* **WHAT THE TASK ASKS**
Please transcribe every line of the records below character for character, leaving the pictures out of your answer.

* **MATERIAL FOR THE TASK**

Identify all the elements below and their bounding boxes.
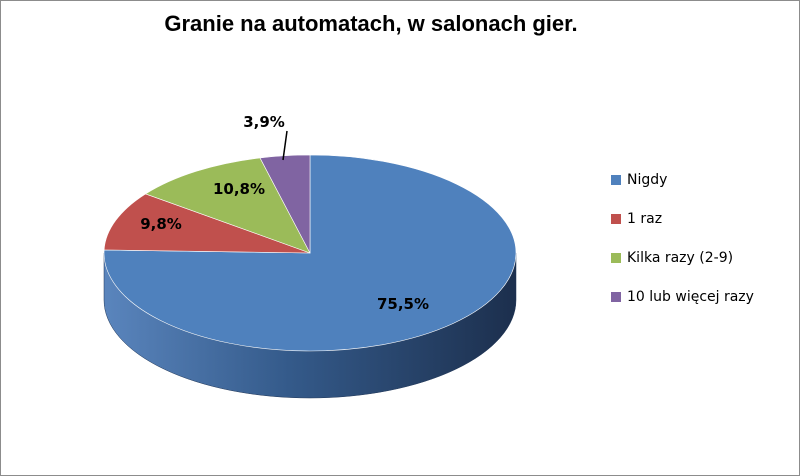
data-label-0: 75,5%	[377, 295, 429, 313]
pie-slice-1	[103, 193, 311, 254]
legend-swatch	[611, 253, 621, 263]
legend-item-kilka-razy: Kilka razy (2-9)	[611, 249, 796, 267]
chart-title: Granie na automatach, w salonach gier.	[164, 11, 578, 36]
legend-label: 10 lub więcej razy	[627, 289, 754, 305]
leader-line	[282, 130, 288, 161]
legend-item-10-lub-wiecej: 10 lub więcej razy	[611, 288, 796, 306]
pie-slice-3	[259, 154, 311, 254]
legend-item-nigdy: Nigdy	[611, 171, 796, 189]
legend-label: Nigdy	[627, 172, 668, 188]
legend-swatch	[611, 175, 621, 185]
data-label-2: 10,8%	[213, 180, 265, 198]
data-label-3: 3,9%	[243, 113, 285, 131]
legend: Nigdy 1 raz Kilka razy (2-9) 10 lub więc…	[611, 171, 796, 327]
legend-swatch	[611, 214, 621, 224]
pie-slice-2	[144, 157, 311, 254]
legend-swatch	[611, 292, 621, 302]
legend-label: Kilka razy (2-9)	[627, 250, 734, 266]
data-label-1: 9,8%	[140, 215, 182, 233]
legend-item-1-raz: 1 raz	[611, 210, 796, 228]
legend-label: 1 raz	[627, 211, 663, 227]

* **REPLY**
Identify all the elements below and their bounding boxes.
data-label-0: 75,5%	[377, 295, 429, 313]
pie-slice-1	[103, 193, 311, 254]
legend-swatch	[611, 253, 621, 263]
legend-item-kilka-razy: Kilka razy (2-9)	[611, 249, 796, 267]
chart-title: Granie na automatach, w salonach gier.	[164, 11, 578, 36]
legend-label: 10 lub więcej razy	[627, 289, 754, 305]
leader-line	[282, 130, 288, 161]
legend-item-10-lub-wiecej: 10 lub więcej razy	[611, 288, 796, 306]
pie-slice-3	[259, 154, 311, 254]
legend-item-nigdy: Nigdy	[611, 171, 796, 189]
legend-label: Nigdy	[627, 172, 668, 188]
legend-swatch	[611, 175, 621, 185]
data-label-2: 10,8%	[213, 180, 265, 198]
data-label-3: 3,9%	[243, 113, 285, 131]
legend: Nigdy 1 raz Kilka razy (2-9) 10 lub więc…	[611, 171, 796, 327]
legend-swatch	[611, 214, 621, 224]
pie-slice-2	[144, 157, 311, 254]
legend-swatch	[611, 292, 621, 302]
legend-label: Kilka razy (2-9)	[627, 250, 734, 266]
data-label-1: 9,8%	[140, 215, 182, 233]
legend-item-1-raz: 1 raz	[611, 210, 796, 228]
legend-label: 1 raz	[627, 211, 663, 227]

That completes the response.